=== To be done ===
It is required that all of the data be written out exactly.

★ ★ ★ ★ ★ ★ ★

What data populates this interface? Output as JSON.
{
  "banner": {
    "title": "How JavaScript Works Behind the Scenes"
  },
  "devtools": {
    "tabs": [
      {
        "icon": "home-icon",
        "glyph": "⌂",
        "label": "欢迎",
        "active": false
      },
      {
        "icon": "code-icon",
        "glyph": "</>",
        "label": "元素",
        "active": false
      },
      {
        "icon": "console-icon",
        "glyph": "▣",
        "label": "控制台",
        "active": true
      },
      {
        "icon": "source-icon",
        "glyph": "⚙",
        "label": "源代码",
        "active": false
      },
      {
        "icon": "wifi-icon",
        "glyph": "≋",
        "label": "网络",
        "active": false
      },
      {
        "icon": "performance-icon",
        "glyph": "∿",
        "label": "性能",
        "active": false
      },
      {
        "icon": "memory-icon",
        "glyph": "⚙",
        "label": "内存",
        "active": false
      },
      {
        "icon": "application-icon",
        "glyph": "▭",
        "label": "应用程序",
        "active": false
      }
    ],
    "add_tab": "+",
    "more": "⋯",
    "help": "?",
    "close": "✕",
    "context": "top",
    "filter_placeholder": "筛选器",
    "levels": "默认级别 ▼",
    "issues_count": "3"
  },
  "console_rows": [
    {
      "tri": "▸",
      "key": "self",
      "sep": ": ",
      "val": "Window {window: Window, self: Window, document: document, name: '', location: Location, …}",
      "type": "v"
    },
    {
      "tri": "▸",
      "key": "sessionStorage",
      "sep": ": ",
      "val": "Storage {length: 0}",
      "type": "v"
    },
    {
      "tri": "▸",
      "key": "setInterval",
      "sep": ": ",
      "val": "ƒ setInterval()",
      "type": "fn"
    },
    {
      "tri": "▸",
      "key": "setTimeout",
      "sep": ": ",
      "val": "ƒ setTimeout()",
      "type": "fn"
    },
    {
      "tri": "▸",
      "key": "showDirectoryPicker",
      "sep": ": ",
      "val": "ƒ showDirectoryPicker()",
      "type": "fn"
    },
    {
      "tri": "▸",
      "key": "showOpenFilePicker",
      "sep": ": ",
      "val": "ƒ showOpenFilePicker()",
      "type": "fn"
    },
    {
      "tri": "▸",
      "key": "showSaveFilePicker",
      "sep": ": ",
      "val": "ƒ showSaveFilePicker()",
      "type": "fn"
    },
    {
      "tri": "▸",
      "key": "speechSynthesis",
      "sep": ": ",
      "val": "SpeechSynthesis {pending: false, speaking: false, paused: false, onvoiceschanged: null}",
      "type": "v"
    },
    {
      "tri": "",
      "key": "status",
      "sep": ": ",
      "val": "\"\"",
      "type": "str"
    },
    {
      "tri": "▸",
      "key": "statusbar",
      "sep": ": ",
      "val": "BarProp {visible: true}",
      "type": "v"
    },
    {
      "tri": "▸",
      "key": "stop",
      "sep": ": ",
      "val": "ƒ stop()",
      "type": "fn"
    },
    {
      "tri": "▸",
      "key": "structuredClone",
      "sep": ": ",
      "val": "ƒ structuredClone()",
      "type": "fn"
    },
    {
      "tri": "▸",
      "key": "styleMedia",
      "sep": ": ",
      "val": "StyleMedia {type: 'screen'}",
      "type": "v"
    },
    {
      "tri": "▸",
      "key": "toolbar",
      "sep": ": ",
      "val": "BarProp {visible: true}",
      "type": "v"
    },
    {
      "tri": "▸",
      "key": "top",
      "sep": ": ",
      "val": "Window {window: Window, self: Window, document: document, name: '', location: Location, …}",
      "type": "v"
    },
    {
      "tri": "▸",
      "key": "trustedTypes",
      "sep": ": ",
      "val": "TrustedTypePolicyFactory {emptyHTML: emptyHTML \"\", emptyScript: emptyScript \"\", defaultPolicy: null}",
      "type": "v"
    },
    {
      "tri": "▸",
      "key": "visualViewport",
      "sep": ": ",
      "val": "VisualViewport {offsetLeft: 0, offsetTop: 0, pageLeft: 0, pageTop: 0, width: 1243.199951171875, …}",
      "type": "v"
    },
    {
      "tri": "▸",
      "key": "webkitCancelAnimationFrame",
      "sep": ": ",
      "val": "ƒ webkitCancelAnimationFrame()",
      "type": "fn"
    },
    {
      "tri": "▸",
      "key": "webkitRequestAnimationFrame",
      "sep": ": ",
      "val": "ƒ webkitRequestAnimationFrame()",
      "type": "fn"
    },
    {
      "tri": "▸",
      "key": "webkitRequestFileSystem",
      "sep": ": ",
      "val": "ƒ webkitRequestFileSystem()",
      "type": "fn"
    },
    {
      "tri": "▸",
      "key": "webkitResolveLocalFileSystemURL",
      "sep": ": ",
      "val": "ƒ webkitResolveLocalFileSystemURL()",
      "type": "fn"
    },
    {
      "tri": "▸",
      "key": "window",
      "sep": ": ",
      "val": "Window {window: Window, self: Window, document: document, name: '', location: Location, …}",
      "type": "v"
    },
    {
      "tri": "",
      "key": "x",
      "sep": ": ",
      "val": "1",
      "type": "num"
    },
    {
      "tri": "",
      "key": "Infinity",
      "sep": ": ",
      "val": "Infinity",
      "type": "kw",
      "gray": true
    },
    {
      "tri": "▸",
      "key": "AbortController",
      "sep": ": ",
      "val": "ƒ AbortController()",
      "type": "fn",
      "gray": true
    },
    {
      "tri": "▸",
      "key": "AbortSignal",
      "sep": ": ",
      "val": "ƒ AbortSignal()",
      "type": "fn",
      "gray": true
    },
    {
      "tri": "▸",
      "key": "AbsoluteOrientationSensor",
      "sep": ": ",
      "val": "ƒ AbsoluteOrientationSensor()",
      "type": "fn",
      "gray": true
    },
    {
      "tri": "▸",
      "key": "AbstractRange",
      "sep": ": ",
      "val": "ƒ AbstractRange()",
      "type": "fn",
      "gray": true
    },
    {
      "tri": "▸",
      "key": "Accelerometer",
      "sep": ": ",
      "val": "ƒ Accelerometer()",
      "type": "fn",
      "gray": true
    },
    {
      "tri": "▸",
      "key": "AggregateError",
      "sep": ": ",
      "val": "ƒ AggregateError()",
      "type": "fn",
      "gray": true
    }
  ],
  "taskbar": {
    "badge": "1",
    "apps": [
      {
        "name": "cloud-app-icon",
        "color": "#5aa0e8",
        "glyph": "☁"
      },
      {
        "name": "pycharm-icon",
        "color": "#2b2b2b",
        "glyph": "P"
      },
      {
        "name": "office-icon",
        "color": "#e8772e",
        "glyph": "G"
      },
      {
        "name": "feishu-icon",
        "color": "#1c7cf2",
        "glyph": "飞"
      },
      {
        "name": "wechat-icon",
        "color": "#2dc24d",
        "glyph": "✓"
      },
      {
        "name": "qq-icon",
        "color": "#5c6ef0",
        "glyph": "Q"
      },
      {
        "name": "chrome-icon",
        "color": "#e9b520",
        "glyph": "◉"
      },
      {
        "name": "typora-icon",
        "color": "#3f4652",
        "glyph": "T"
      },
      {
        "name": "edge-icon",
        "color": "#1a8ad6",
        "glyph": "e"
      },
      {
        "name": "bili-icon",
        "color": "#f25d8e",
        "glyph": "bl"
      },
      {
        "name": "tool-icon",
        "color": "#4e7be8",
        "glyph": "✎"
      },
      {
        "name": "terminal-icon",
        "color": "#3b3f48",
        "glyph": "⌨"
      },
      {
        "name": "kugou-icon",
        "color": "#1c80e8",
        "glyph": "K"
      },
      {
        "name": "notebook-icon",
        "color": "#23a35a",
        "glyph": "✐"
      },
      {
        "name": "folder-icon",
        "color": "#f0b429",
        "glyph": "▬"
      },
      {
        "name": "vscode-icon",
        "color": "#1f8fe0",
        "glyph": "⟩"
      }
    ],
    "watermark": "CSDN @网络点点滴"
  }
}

★ ★ ★ ★ ★ ★ ★

=== Exercise answer ===
What data populates this interface? Output as JSON.
{
  "banner": {
    "title": "How JavaScript Works Behind the Scenes"
  },
  "devtools": {
    "tabs": [
      {
        "icon": "home-icon",
        "glyph": "⌂",
        "label": "欢迎",
        "active": false
      },
      {
        "icon": "code-icon",
        "glyph": "</>",
        "label": "元素",
        "active": false
      },
      {
        "icon": "console-icon",
        "glyph": "▣",
        "label": "控制台",
        "active": true
      },
      {
        "icon": "source-icon",
        "glyph": "⚙",
        "label": "源代码",
        "active": false
      },
      {
        "icon": "wifi-icon",
        "glyph": "≋",
        "label": "网络",
        "active": false
      },
      {
        "icon": "performance-icon",
        "glyph": "∿",
        "label": "性能",
        "active": false
      },
      {
        "icon": "memory-icon",
        "glyph": "⚙",
        "label": "内存",
        "active": false
      },
      {
        "icon": "application-icon",
        "glyph": "▭",
        "label": "应用程序",
        "active": false
      }
    ],
    "add_tab": "+",
    "more": "⋯",
    "help": "?",
    "close": "✕",
    "context": "top",
    "filter_placeholder": "筛选器",
    "levels": "默认级别 ▼",
    "issues_count": "3"
  },
  "console_rows": [
    {
      "tri": "▸",
      "key": "self",
      "sep": ": ",
      "val": "Window {window: Window, self: Window, document: document, name: '', location: Location, …}",
      "type": "v"
    },
    {
      "tri": "▸",
      "key": "sessionStorage",
      "sep": ": ",
      "val": "Storage {length: 0}",
      "type": "v"
    },
    {
      "tri": "▸",
      "key": "setInterval",
      "sep": ": ",
      "val": "ƒ setInterval()",
      "type": "fn"
    },
    {
      "tri": "▸",
      "key": "setTimeout",
      "sep": ": ",
      "val": "ƒ setTimeout()",
      "type": "fn"
    },
    {
      "tri": "▸",
      "key": "showDirectoryPicker",
      "sep": ": ",
      "val": "ƒ showDirectoryPicker()",
      "type": "fn"
    },
    {
      "tri": "▸",
      "key": "showOpenFilePicker",
      "sep": ": ",
      "val": "ƒ showOpenFilePicker()",
      "type": "fn"
    },
    {
      "tri": "▸",
      "key": "showSaveFilePicker",
      "sep": ": ",
      "val": "ƒ showSaveFilePicker()",
      "type": "fn"
    },
    {
      "tri": "▸",
      "key": "speechSynthesis",
      "sep": ": ",
      "val": "SpeechSynthesis {pending: false, speaking: false, paused: false, onvoiceschanged: null}",
      "type": "v"
    },
    {
      "tri": "",
      "key": "status",
      "sep": ": ",
      "val": "\"\"",
      "type": "str"
    },
    {
      "tri": "▸",
      "key": "statusbar",
      "sep": ": ",
      "val": "BarProp {visible: true}",
      "type": "v"
    },
    {
      "tri": "▸",
      "key": "stop",
      "sep": ": ",
      "val": "ƒ stop()",
      "type": "fn"
    },
    {
      "tri": "▸",
      "key": "structuredClone",
      "sep": ": ",
      "val": "ƒ structuredClone()",
      "type": "fn"
    },
    {
      "tri": "▸",
      "key": "styleMedia",
      "sep": ": ",
      "val": "StyleMedia {type: 'screen'}",
      "type": "v"
    },
    {
      "tri": "▸",
      "key": "toolbar",
      "sep": ": ",
      "val": "BarProp {visible: true}",
      "type": "v"
    },
    {
      "tri": "▸",
      "key": "top",
      "sep": ": ",
      "val": "Window {window: Window, self: Window, document: document, name: '', location: Location, …}",
      "type": "v"
    },
    {
      "tri": "▸",
      "key": "trustedTypes",
      "sep": ": ",
      "val": "TrustedTypePolicyFactory {emptyHTML: emptyHTML \"\", emptyScript: emptyScript \"\", defaultPolicy: null}",
      "type": "v"
    },
    {
      "tri": "▸",
      "key": "visualViewport",
      "sep": ": ",
      "val": "VisualViewport {offsetLeft: 0, offsetTop: 0, pageLeft: 0, pageTop: 0, width: 1243.199951171875, …}",
      "type": "v"
    },
    {
      "tri": "▸",
      "key": "webkitCancelAnimationFrame",
      "sep": ": ",
      "val": "ƒ webkitCancelAnimationFrame()",
      "type": "fn"
    },
    {
      "tri": "▸",
      "key": "webkitRequestAnimationFrame",
      "sep": ": ",
      "val": "ƒ webkitRequestAnimationFrame()",
      "type": "fn"
    },
    {
      "tri": "▸",
      "key": "webkitRequestFileSystem",
      "sep": ": ",
      "val": "ƒ webkitRequestFileSystem()",
      "type": "fn"
    },
    {
      "tri": "▸",
      "key": "webkitResolveLocalFileSystemURL",
      "sep": ": ",
      "val": "ƒ webkitResolveLocalFileSystemURL()",
      "type": "fn"
    },
    {
      "tri": "▸",
      "key": "window",
      "sep": ": ",
      "val": "Window {window: Window, self: Window, document: document, name: '', location: Location, …}",
      "type": "v"
    },
    {
      "tri": "",
      "key": "x",
      "sep": ": ",
      "val": "1",
      "type": "num"
    },
    {
      "tri": "",
      "key": "Infinity",
      "sep": ": ",
      "val": "Infinity",
      "type": "kw",
      "gray": true
    },
    {
      "tri": "▸",
      "key": "AbortController",
      "sep": ": ",
      "val": "ƒ AbortController()",
      "type": "fn",
      "gray": true
    },
    {
      "tri": "▸",
      "key": "AbortSignal",
      "sep": ": ",
      "val": "ƒ AbortSignal()",
      "type": "fn",
      "gray": true
    },
    {
      "tri": "▸",
      "key": "AbsoluteOrientationSensor",
      "sep": ": ",
      "val": "ƒ AbsoluteOrientationSensor()",
      "type": "fn",
      "gray": true
    },
    {
      "tri": "▸",
      "key": "AbstractRange",
      "sep": ": ",
      "val": "ƒ AbstractRange()",
      "type": "fn",
      "gray": true
    },
    {
      "tri": "▸",
      "key": "Accelerometer",
      "sep": ": ",
      "val": "ƒ Accelerometer()",
      "type": "fn",
      "gray": true
    },
    {
      "tri": "▸",
      "key": "AggregateError",
      "sep": ": ",
      "val": "ƒ AggregateError()",
      "type": "fn",
      "gray": true
    }
  ],
  "taskbar": {
    "badge": "1",
    "apps": [
      {
        "name": "cloud-app-icon",
        "color": "#5aa0e8",
        "glyph": "☁"
      },
      {
        "name": "pycharm-icon",
        "color": "#2b2b2b",
        "glyph": "P"
      },
      {
        "name": "office-icon",
        "color": "#e8772e",
        "glyph": "G"
      },
      {
        "name": "feishu-icon",
        "color": "#1c7cf2",
        "glyph": "飞"
      },
      {
        "name": "wechat-icon",
        "color": "#2dc24d",
        "glyph": "✓"
      },
      {
        "name": "qq-icon",
        "color": "#5c6ef0",
        "glyph": "Q"
      },
      {
        "name": "chrome-icon",
        "color": "#e9b520",
        "glyph": "◉"
      },
      {
        "name": "typora-icon",
        "color": "#3f4652",
        "glyph": "T"
      },
      {
        "name": "edge-icon",
        "color": "#1a8ad6",
        "glyph": "e"
      },
      {
        "name": "bili-icon",
        "color": "#f25d8e",
        "glyph": "bl"
      },
      {
        "name": "tool-icon",
        "color": "#4e7be8",
        "glyph": "✎"
      },
      {
        "name": "terminal-icon",
        "color": "#3b3f48",
        "glyph": "⌨"
      },
      {
        "name": "kugou-icon",
        "color": "#1c80e8",
        "glyph": "K"
      },
      {
        "name": "notebook-icon",
        "color": "#23a35a",
        "glyph": "✐"
      },
      {
        "name": "folder-icon",
        "color": "#f0b429",
        "glyph": "▬"
      },
      {
        "name": "vscode-icon",
        "color": "#1f8fe0",
        "glyph": "⟩"
      }
    ],
    "watermark": "CSDN @网络点点滴"
  }
}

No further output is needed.